[AIM] A single run of lines is to be printed exactly: starting at the line with "Read all visible content and emit it as JSON." and ending at the line with "Give me the", both included. Leave the pictures out.

####

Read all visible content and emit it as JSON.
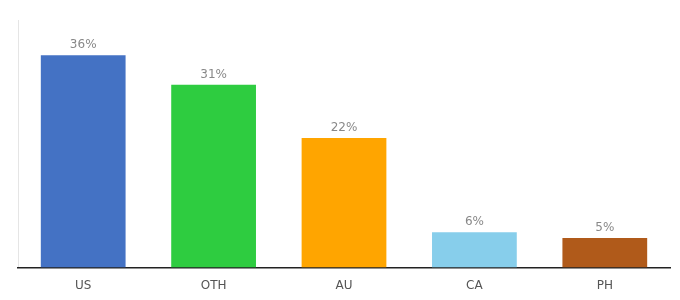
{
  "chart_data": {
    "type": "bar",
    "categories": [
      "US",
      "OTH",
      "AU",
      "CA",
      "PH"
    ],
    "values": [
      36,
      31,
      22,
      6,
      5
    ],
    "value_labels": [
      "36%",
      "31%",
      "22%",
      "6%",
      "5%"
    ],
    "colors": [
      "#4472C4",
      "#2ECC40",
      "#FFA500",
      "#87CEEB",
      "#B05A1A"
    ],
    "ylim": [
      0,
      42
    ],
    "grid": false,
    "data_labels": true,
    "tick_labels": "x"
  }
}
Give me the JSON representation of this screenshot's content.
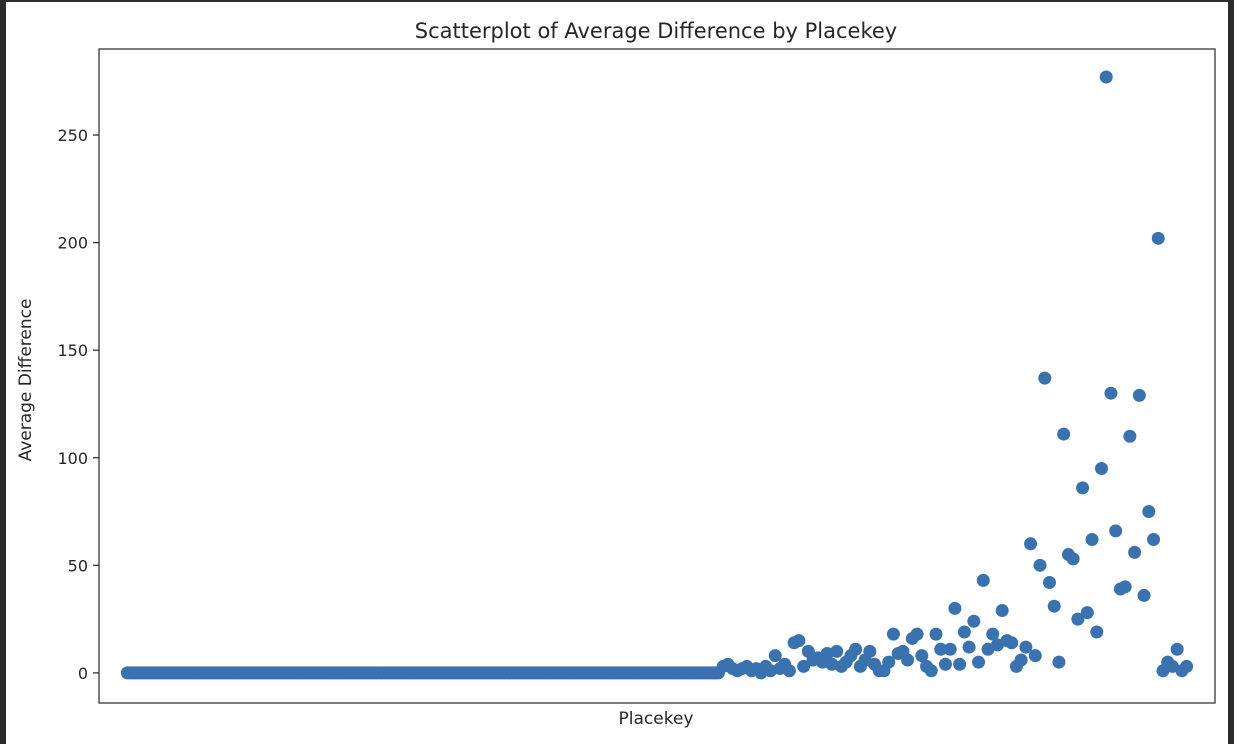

####

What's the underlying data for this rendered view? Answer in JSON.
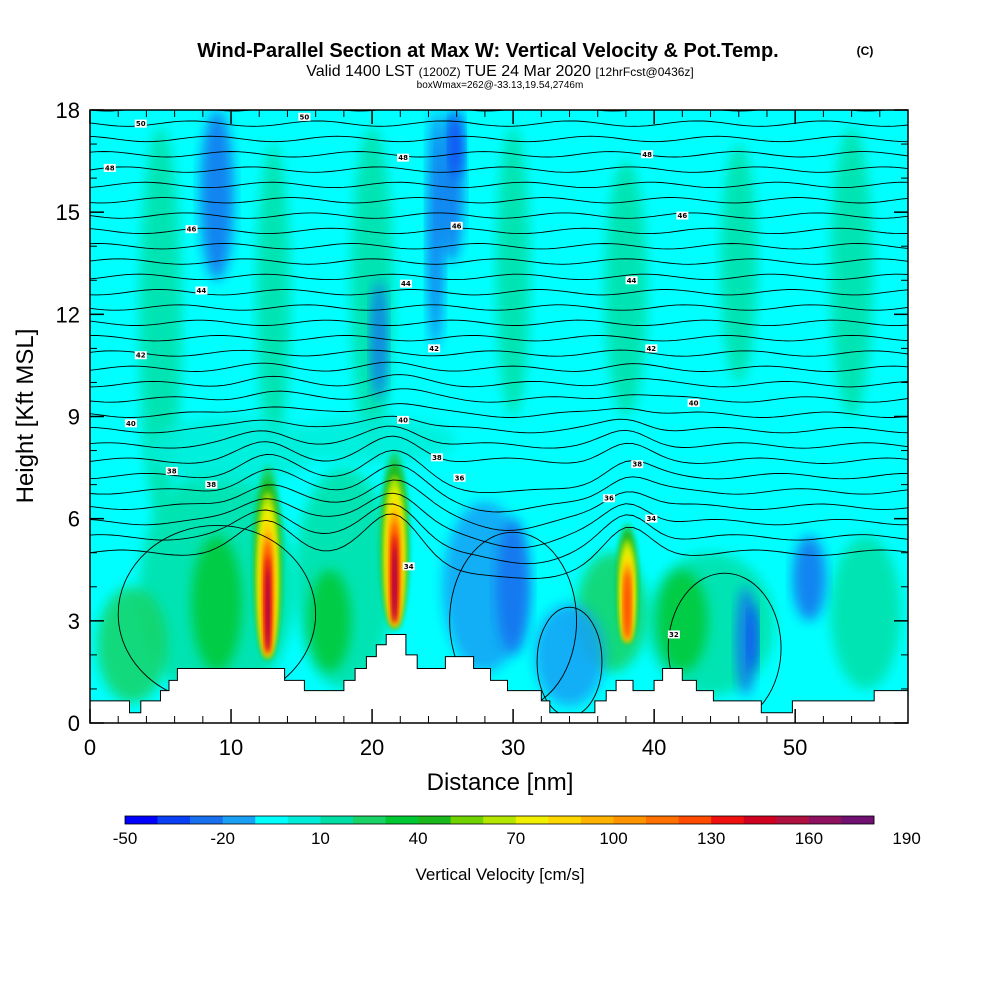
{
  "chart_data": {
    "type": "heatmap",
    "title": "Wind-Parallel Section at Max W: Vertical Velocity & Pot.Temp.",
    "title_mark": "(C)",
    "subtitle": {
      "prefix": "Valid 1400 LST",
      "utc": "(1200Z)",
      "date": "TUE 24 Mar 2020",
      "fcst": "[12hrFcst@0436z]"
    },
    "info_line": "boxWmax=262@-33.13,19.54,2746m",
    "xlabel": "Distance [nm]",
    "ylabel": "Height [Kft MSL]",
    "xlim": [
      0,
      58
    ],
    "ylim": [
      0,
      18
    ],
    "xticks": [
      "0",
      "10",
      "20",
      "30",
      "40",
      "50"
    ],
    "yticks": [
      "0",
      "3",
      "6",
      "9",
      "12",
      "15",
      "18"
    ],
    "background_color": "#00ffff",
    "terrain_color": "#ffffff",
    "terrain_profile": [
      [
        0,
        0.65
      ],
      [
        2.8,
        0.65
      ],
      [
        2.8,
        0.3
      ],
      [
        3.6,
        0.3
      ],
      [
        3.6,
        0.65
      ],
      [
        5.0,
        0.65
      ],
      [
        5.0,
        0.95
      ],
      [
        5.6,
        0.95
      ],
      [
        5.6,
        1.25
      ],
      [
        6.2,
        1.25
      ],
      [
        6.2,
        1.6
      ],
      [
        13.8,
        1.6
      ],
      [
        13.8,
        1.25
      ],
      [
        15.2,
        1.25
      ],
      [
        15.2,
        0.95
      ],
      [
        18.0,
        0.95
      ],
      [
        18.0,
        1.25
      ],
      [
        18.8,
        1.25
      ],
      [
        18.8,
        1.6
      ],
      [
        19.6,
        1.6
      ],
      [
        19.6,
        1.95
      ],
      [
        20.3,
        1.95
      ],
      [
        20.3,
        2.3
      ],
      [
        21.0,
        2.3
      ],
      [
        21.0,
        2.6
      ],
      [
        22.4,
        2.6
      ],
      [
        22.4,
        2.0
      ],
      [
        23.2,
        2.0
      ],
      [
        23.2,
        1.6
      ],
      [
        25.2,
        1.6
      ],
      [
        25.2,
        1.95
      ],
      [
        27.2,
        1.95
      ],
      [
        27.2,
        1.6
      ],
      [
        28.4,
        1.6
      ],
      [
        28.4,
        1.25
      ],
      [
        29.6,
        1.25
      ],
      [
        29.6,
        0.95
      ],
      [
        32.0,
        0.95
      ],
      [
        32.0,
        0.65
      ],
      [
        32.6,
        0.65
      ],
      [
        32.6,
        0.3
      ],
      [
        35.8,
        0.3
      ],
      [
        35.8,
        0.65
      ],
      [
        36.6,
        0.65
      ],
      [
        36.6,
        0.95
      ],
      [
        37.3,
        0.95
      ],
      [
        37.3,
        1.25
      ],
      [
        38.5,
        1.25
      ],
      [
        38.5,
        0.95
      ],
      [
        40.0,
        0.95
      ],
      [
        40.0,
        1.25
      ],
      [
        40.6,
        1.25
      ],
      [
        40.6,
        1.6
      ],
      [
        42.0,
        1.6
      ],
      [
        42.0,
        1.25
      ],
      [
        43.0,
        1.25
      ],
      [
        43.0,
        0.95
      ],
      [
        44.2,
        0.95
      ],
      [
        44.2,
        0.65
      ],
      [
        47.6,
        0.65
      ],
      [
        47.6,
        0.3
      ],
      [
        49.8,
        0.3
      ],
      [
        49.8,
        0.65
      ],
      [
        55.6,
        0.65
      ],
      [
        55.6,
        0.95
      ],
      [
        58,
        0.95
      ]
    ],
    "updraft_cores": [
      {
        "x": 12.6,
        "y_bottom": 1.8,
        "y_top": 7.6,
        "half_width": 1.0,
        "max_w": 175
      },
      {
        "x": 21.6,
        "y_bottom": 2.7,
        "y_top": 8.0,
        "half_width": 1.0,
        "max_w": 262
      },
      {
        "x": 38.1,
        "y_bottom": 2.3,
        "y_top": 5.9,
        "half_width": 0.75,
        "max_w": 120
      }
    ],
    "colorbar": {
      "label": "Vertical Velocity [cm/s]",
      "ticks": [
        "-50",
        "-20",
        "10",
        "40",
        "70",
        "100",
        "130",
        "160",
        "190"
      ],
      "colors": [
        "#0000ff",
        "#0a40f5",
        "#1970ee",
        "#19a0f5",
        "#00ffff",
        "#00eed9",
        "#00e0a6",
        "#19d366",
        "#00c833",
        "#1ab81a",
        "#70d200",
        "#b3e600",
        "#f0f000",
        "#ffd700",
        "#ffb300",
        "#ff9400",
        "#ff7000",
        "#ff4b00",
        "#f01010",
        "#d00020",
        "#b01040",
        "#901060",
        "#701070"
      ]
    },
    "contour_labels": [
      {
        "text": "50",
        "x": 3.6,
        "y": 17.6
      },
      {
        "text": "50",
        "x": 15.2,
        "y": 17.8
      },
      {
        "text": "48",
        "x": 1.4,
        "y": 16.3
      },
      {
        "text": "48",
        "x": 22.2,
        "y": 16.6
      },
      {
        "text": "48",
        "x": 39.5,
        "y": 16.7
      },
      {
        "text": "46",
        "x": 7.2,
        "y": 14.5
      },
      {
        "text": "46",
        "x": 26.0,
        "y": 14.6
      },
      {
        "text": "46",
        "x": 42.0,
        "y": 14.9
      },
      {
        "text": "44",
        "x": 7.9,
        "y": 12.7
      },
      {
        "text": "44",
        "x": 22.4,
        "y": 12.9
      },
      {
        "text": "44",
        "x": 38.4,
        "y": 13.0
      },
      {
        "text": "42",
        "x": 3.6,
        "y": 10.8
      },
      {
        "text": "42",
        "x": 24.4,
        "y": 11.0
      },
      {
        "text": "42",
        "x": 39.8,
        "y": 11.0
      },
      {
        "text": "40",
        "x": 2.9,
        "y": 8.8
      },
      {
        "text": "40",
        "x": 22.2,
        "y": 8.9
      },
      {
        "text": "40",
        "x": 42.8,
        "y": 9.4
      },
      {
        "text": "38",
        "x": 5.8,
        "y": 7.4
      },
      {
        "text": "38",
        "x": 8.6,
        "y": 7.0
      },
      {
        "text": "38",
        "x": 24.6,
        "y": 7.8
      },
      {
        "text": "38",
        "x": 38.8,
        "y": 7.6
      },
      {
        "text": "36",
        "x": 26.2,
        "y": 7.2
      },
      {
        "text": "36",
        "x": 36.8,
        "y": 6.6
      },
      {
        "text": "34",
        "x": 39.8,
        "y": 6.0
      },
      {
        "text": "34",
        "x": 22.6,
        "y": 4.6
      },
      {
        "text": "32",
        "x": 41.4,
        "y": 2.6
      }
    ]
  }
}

####

[THE RESULT]
Read all visible content and emit it as JSON.
{
  "chart_data": {
    "type": "bar",
    "categories": [
      "US",
      "OTH",
      "AU",
      "CA",
      "PH"
    ],
    "values": [
      36,
      31,
      22,
      6,
      5
    ],
    "value_labels": [
      "36%",
      "31%",
      "22%",
      "6%",
      "5%"
    ],
    "colors": [
      "#4472C4",
      "#2ECC40",
      "#FFA500",
      "#87CEEB",
      "#B05A1A"
    ],
    "ylim": [
      0,
      42
    ],
    "grid": false,
    "data_labels": true,
    "tick_labels": "x"
  }
}
Give me the JSON representation of this screenshot's content.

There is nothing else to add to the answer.